Rewrite the text on text segmentation, starting at "return splitByBreaks(text, breaks.Words)" and ending at "classes := make([]PackedBreakClass, len(runes))", with "splitByBreaks" changed to "splitAtBreaks".
---- TEXT PROVIDED
Optimization: Since word breaks are subset of grapheme breaks, and sentence breaks are subset of word breaks, we only need to check break rules at valid positions.

5. Backward Compatibility

Keep existing APIs as convenience wrappers:

// Graphemes returns grapheme cluster boundaries
func Graphemes(text string) []string {
    breaks := FindAllBreaks(text)
    return splitByBreaks(text, breaks.Graphemes)
}

// Words returns word boundaries
func Words(text string) []string {
    breaks := FindAllBreaks(text)
    return splitByBreaks(text, breaks.Words)
}

// Sentences returns sentence boundaries
func Sentences(text string) []string {
    breaks := FindAllBreaks(text)
    return splitByBreaks(text, breaks.Sentences)
}

// Optimized: if user only needs one type, skip others
func FindGraphemeBreaks(text string) []int {
    // Fast path: only compute grapheme breaks
    runes := []rune(text)
    classes := make([]PackedBreakClass, len(runes))
    for i, r := range runes {
        classes[i] = classifyRune(r)
    }
    return findGraphemeBreaks(runes, classes)
}

// Similar for FindWordBreaks, FindSentenceBreaks

Data Generation

Generator Structure

// generate_break_data.go
package main

import (
    "bufio"
--------
---- PROVIDED MATERIAL
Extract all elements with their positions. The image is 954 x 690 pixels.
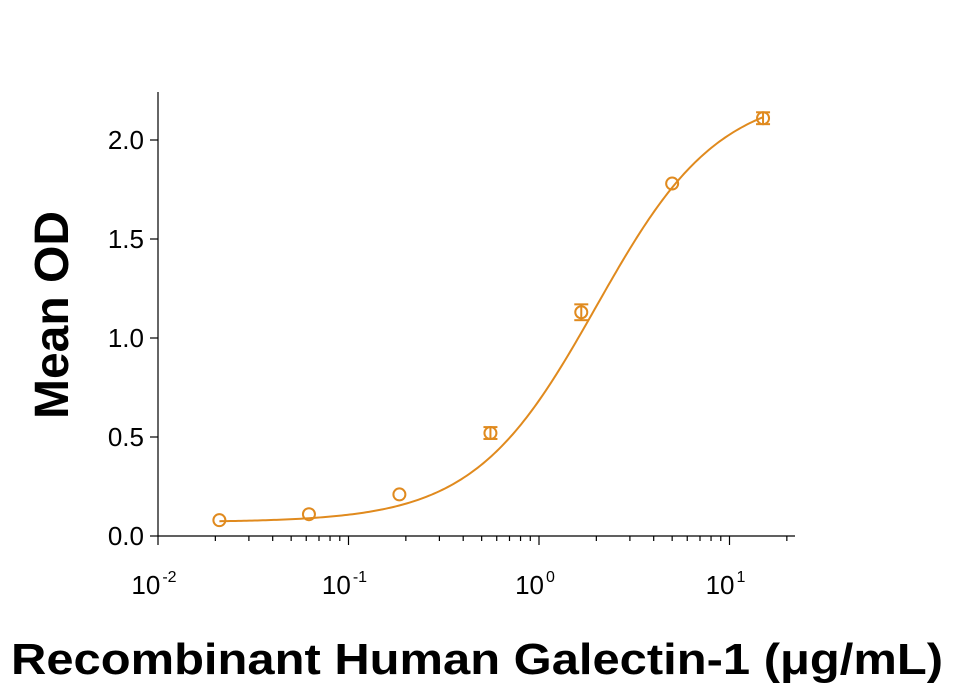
--------
**RESPONSE BELOW:**
return splitAtBreaks(text, breaks.Words)
}

// Sentences returns sentence boundaries
func Sentences(text string) []string {
    breaks := FindAllBreaks(text)
    return splitAtBreaks(text, breaks.Sentences)
}

// Optimized: if user only needs one type, skip others
func FindGraphemeBreaks(text string) []int {
    // Fast path: only compute grapheme breaks
    runes := []rune(text)
    classes := make([]PackedBreakClass, len(runes))